WHAT THE EXERCISE ASKS: Where the data below has the string "mortality", return the whole line.

DATA FOR THE TASK:
■ ■ ■ ■ ■

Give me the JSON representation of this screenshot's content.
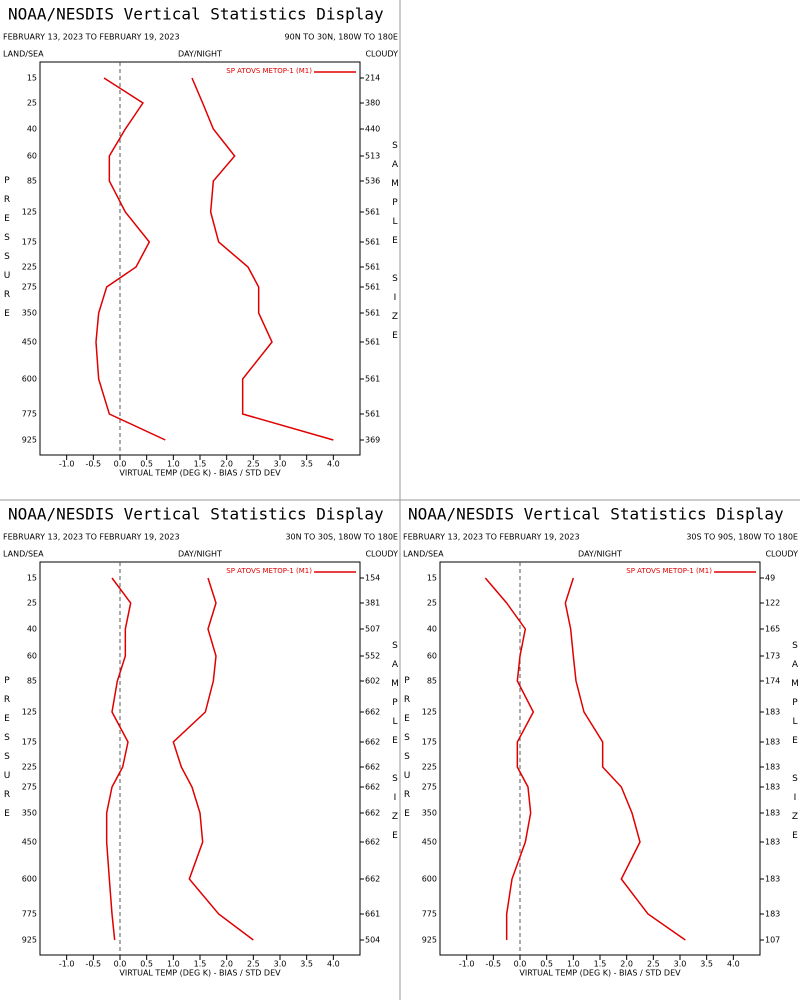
{
  "chart_data": [
    {
      "type": "line",
      "title": "NOAA/NESDIS Vertical Statistics Display",
      "subtitle": "FEBRUARY 13, 2023 TO FEBRUARY 19, 2023",
      "region": "90N TO 30N, 180W TO 180E",
      "land_sea": "LAND/SEA",
      "day_night": "DAY/NIGHT",
      "cloudy": "CLOUDY",
      "y_label": "PRESSURE",
      "y2_label": "SAMPLE SIZE",
      "x_label": "VIRTUAL TEMP (DEG K) - BIAS / STD DEV",
      "categories": [
        15,
        25,
        40,
        60,
        85,
        125,
        175,
        225,
        275,
        350,
        450,
        600,
        775,
        925
      ],
      "sample_size": [
        214,
        380,
        440,
        513,
        536,
        561,
        561,
        561,
        561,
        561,
        561,
        561,
        561,
        369
      ],
      "series": [
        {
          "name": "SP ATOVS METOP-1 (M1)",
          "color": "#e00000",
          "bias": [
            -0.3,
            0.43,
            0.1,
            -0.2,
            -0.2,
            0.1,
            0.55,
            0.3,
            -0.25,
            -0.4,
            -0.45,
            -0.4,
            -0.2,
            0.85
          ],
          "std_dev": [
            1.35,
            1.55,
            1.75,
            2.15,
            1.75,
            1.7,
            1.85,
            2.4,
            2.6,
            2.6,
            2.85,
            2.3,
            2.3,
            4.0
          ]
        }
      ],
      "xlim": [
        -1.5,
        4.5
      ],
      "xticks": [
        {
          "value": -1,
          "label": "-1.0"
        },
        -0.5,
        {
          "value": 0,
          "label": "0.0"
        },
        0.5,
        {
          "value": 1,
          "label": "1.0"
        },
        1.5,
        {
          "value": 2,
          "label": "2.0"
        },
        2.5,
        {
          "value": 3,
          "label": "3.0"
        },
        3.5,
        {
          "value": 4,
          "label": "4.0"
        }
      ],
      "legend": "upper right"
    },
    {
      "type": "line",
      "title": "NOAA/NESDIS Vertical Statistics Display",
      "subtitle": "FEBRUARY 13, 2023 TO FEBRUARY 19, 2023",
      "region": "30N TO 30S, 180W TO 180E",
      "land_sea": "LAND/SEA",
      "day_night": "DAY/NIGHT",
      "cloudy": "CLOUDY",
      "y_label": "PRESSURE",
      "y2_label": "SAMPLE SIZE",
      "x_label": "VIRTUAL TEMP (DEG K) - BIAS / STD DEV",
      "categories": [
        15,
        25,
        40,
        60,
        85,
        125,
        175,
        225,
        275,
        350,
        450,
        600,
        775,
        925
      ],
      "sample_size": [
        154,
        381,
        507,
        552,
        602,
        662,
        662,
        662,
        662,
        662,
        662,
        662,
        661,
        504
      ],
      "series": [
        {
          "name": "SP ATOVS METOP-1 (M1)",
          "color": "#e00000",
          "bias": [
            -0.15,
            0.2,
            0.1,
            0.1,
            -0.05,
            -0.15,
            0.15,
            0.05,
            -0.15,
            -0.25,
            -0.25,
            -0.2,
            -0.15,
            -0.1
          ],
          "std_dev": [
            1.65,
            1.8,
            1.65,
            1.8,
            1.75,
            1.6,
            1.0,
            1.15,
            1.35,
            1.5,
            1.55,
            1.3,
            1.85,
            2.5
          ]
        }
      ],
      "xlim": [
        -1.5,
        4.5
      ],
      "xticks": [
        {
          "value": -1,
          "label": "-1.0"
        },
        -0.5,
        {
          "value": 0,
          "label": "0.0"
        },
        0.5,
        {
          "value": 1,
          "label": "1.0"
        },
        1.5,
        {
          "value": 2,
          "label": "2.0"
        },
        2.5,
        {
          "value": 3,
          "label": "3.0"
        },
        3.5,
        {
          "value": 4,
          "label": "4.0"
        }
      ],
      "legend": "upper right"
    },
    {
      "type": "line",
      "title": "NOAA/NESDIS Vertical Statistics Display",
      "subtitle": "FEBRUARY 13, 2023 TO FEBRUARY 19, 2023",
      "region": "30S TO 90S, 180W TO 180E",
      "land_sea": "LAND/SEA",
      "day_night": "DAY/NIGHT",
      "cloudy": "CLOUDY",
      "y_label": "PRESSURE",
      "y2_label": "SAMPLE SIZE",
      "x_label": "VIRTUAL TEMP (DEG K) - BIAS / STD DEV",
      "categories": [
        15,
        25,
        40,
        60,
        85,
        125,
        175,
        225,
        275,
        350,
        450,
        600,
        775,
        925
      ],
      "sample_size": [
        49,
        122,
        165,
        173,
        174,
        183,
        183,
        183,
        183,
        183,
        183,
        183,
        183,
        107
      ],
      "series": [
        {
          "name": "SP ATOVS METOP-1 (M1)",
          "color": "#e00000",
          "bias": [
            -0.65,
            -0.25,
            0.1,
            0.0,
            -0.05,
            0.25,
            -0.05,
            -0.05,
            0.15,
            0.2,
            0.1,
            -0.15,
            -0.25,
            -0.25
          ],
          "std_dev": [
            1.0,
            0.85,
            0.95,
            1.0,
            1.05,
            1.2,
            1.55,
            1.55,
            1.9,
            2.1,
            2.25,
            1.9,
            2.4,
            3.1
          ]
        }
      ],
      "xlim": [
        -1.5,
        4.5
      ],
      "xticks": [
        {
          "value": -1,
          "label": "-1.0"
        },
        -0.5,
        {
          "value": 0,
          "label": "0.0"
        },
        0.5,
        {
          "value": 1,
          "label": "1.0"
        },
        1.5,
        {
          "value": 2,
          "label": "2.0"
        },
        2.5,
        {
          "value": 3,
          "label": "3.0"
        },
        3.5,
        {
          "value": 4,
          "label": "4.0"
        }
      ],
      "legend": "upper right"
    }
  ]
}
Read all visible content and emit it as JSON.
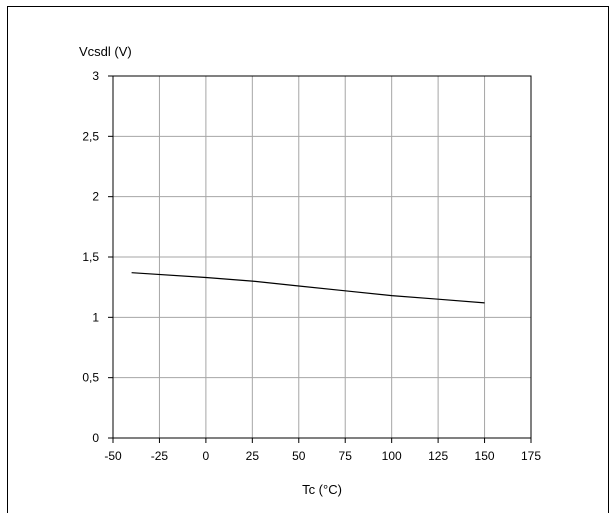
{
  "chart_data": {
    "type": "line",
    "title": "",
    "xlabel": "Tc (°C)",
    "ylabel": "Vcsdl (V)",
    "xlim": [
      -50,
      175
    ],
    "ylim": [
      0,
      3
    ],
    "x_ticks": [
      -50,
      -25,
      0,
      25,
      50,
      75,
      100,
      125,
      150,
      175
    ],
    "y_ticks": [
      0,
      0.5,
      1,
      1.5,
      2,
      2.5,
      3
    ],
    "x_tick_labels": [
      "-50",
      "-25",
      "0",
      "25",
      "50",
      "75",
      "100",
      "125",
      "150",
      "175"
    ],
    "y_tick_labels": [
      "0",
      "0,5",
      "1",
      "1,5",
      "2",
      "2,5",
      "3"
    ],
    "grid": true,
    "legend": false,
    "series": [
      {
        "color": "#000000",
        "x": [
          -40,
          0,
          25,
          50,
          75,
          100,
          125,
          150
        ],
        "y": [
          1.37,
          1.33,
          1.3,
          1.26,
          1.22,
          1.18,
          1.15,
          1.12
        ]
      }
    ]
  }
}
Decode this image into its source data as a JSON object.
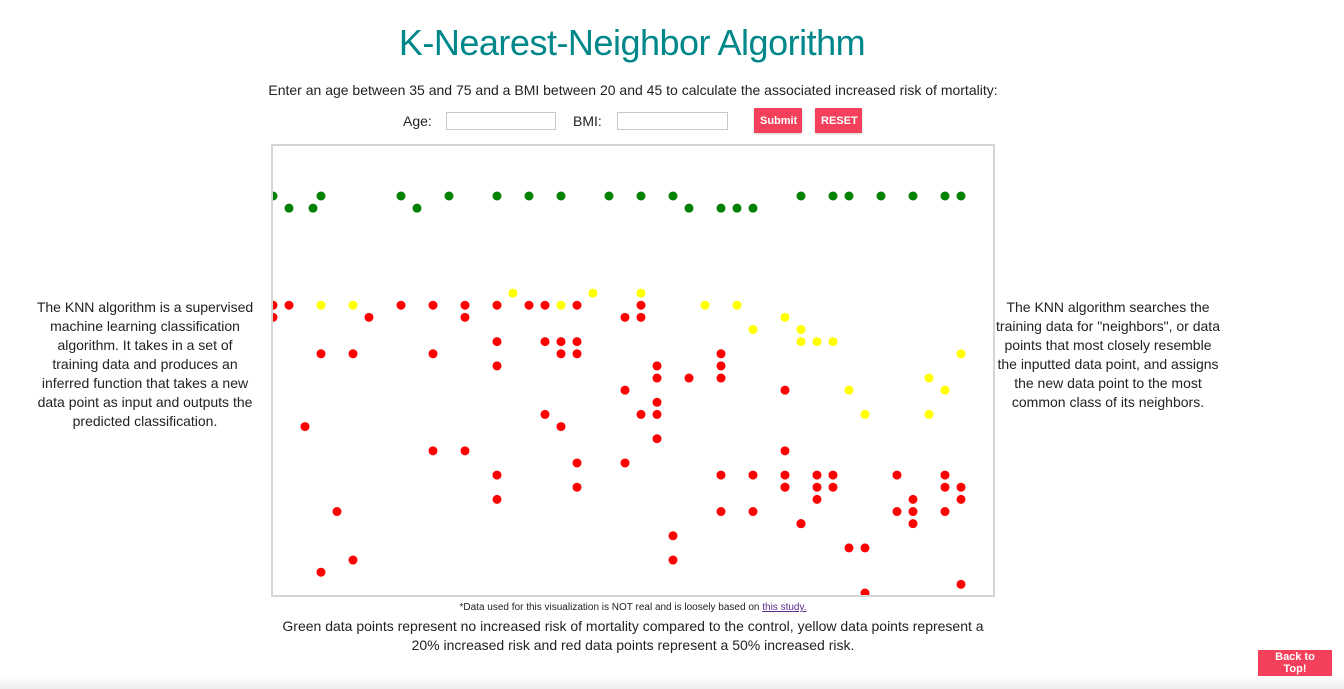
{
  "header": {
    "title": "K-Nearest-Neighbor Algorithm",
    "instructions": "Enter an age between 35 and 75 and a BMI between 20 and 45 to calculate the associated increased risk of mortality:"
  },
  "form": {
    "age_label": "Age:",
    "age_value": "",
    "bmi_label": "BMI:",
    "bmi_value": "",
    "submit_label": "Submit",
    "reset_label": "RESET"
  },
  "descriptions": {
    "left": "The KNN algorithm is a supervised machine learning classification algorithm. It takes in a set of training data and produces an inferred function that takes a new data point as input and outputs the predicted classification.",
    "right": "The KNN algorithm searches the training data for \"neighbors\", or data points that most closely resemble the inputted data point, and assigns the new data point to the most common class of its neighbors."
  },
  "footnote": {
    "prefix": "*Data used for this visualization is NOT real and is loosely based on ",
    "link_text": "this study."
  },
  "legend_text": "Green data points represent no increased risk of mortality compared to the control, yellow data points represent a 20% increased risk and red data points represent a 50% increased risk.",
  "back_to_top_label": "Back to Top!",
  "colors": {
    "accent": "#f4405a",
    "title": "#00878a",
    "no_risk": "#008000",
    "risk_20": "#ffff00",
    "risk_50": "#ff0000"
  },
  "chart_data": {
    "type": "scatter",
    "title": "",
    "xlabel": "",
    "ylabel": "",
    "xlim": [
      35,
      80
    ],
    "ylim": [
      8,
      45
    ],
    "grid": false,
    "series": [
      {
        "color": "#008000",
        "points": [
          [
            35,
            45
          ],
          [
            36,
            44
          ],
          [
            37.5,
            44
          ],
          [
            38,
            45
          ],
          [
            43,
            45
          ],
          [
            44,
            44
          ],
          [
            46,
            45
          ],
          [
            49,
            45
          ],
          [
            51,
            45
          ],
          [
            53,
            45
          ],
          [
            56,
            45
          ],
          [
            58,
            45
          ],
          [
            60,
            45
          ],
          [
            61,
            44
          ],
          [
            63,
            44
          ],
          [
            64,
            44
          ],
          [
            65,
            44
          ],
          [
            68,
            45
          ],
          [
            70,
            45
          ],
          [
            71,
            45
          ],
          [
            73,
            45
          ],
          [
            75,
            45
          ],
          [
            77,
            45
          ],
          [
            78,
            45
          ]
        ]
      },
      {
        "color": "#ffff00",
        "points": [
          [
            35,
            36
          ],
          [
            38,
            36
          ],
          [
            40,
            36
          ],
          [
            49,
            36
          ],
          [
            50,
            37
          ],
          [
            53,
            36
          ],
          [
            55,
            37
          ],
          [
            58,
            37
          ],
          [
            62,
            36
          ],
          [
            64,
            36
          ],
          [
            65,
            34
          ],
          [
            67,
            35
          ],
          [
            68,
            33
          ],
          [
            68,
            34
          ],
          [
            69,
            33
          ],
          [
            70,
            33
          ],
          [
            71,
            29
          ],
          [
            72,
            27
          ],
          [
            76,
            27
          ],
          [
            76,
            30
          ],
          [
            77,
            29
          ],
          [
            78,
            32
          ]
        ]
      },
      {
        "color": "#ff0000",
        "points": [
          [
            35,
            36
          ],
          [
            35,
            35
          ],
          [
            36,
            36
          ],
          [
            37,
            26
          ],
          [
            38,
            32
          ],
          [
            40,
            32
          ],
          [
            41,
            35
          ],
          [
            43,
            36
          ],
          [
            45,
            36
          ],
          [
            45,
            32
          ],
          [
            45,
            24
          ],
          [
            47,
            36
          ],
          [
            47,
            35
          ],
          [
            47,
            24
          ],
          [
            49,
            36
          ],
          [
            49,
            33
          ],
          [
            49,
            31
          ],
          [
            49,
            22
          ],
          [
            49,
            20
          ],
          [
            51,
            36
          ],
          [
            52,
            36
          ],
          [
            52,
            33
          ],
          [
            52,
            27
          ],
          [
            53,
            33
          ],
          [
            53,
            32
          ],
          [
            53,
            26
          ],
          [
            54,
            36
          ],
          [
            54,
            33
          ],
          [
            54,
            32
          ],
          [
            54,
            23
          ],
          [
            54,
            21
          ],
          [
            57,
            35
          ],
          [
            57,
            29
          ],
          [
            57,
            23
          ],
          [
            58,
            36
          ],
          [
            58,
            35
          ],
          [
            58,
            27
          ],
          [
            59,
            31
          ],
          [
            59,
            30
          ],
          [
            59,
            28
          ],
          [
            59,
            27
          ],
          [
            59,
            25
          ],
          [
            60,
            17
          ],
          [
            60,
            15
          ],
          [
            61,
            30
          ],
          [
            63,
            32
          ],
          [
            63,
            31
          ],
          [
            63,
            30
          ],
          [
            63,
            22
          ],
          [
            63,
            19
          ],
          [
            65,
            22
          ],
          [
            65,
            19
          ],
          [
            67,
            29
          ],
          [
            67,
            22
          ],
          [
            67,
            21
          ],
          [
            67,
            21
          ],
          [
            67,
            24
          ],
          [
            68,
            18
          ],
          [
            68,
            18
          ],
          [
            69,
            20
          ],
          [
            69,
            21
          ],
          [
            69,
            22
          ],
          [
            70,
            22
          ],
          [
            70,
            21
          ],
          [
            71,
            16
          ],
          [
            72,
            16
          ],
          [
            72,
            8
          ],
          [
            74,
            22
          ],
          [
            74,
            19
          ],
          [
            75,
            18
          ],
          [
            75,
            19
          ],
          [
            75,
            20
          ],
          [
            77,
            22
          ],
          [
            77,
            21
          ],
          [
            77,
            19
          ],
          [
            78,
            20
          ],
          [
            78,
            21
          ],
          [
            78,
            13
          ],
          [
            39,
            19
          ],
          [
            40,
            15
          ],
          [
            38,
            14
          ]
        ]
      }
    ]
  }
}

■ ■ ■ ■ ■

SOLUTION TO THIS EXERCISE:
    "instructions": "Enter an age between 35 and 75 and a BMI between 20 and 45 to calculate the associated increased risk of mortality:"
  "legend_text": "Green data points represent no increased risk of mortality compared to the control, yellow data points represent a 20% increased risk and red data points represent a 50% increased risk.",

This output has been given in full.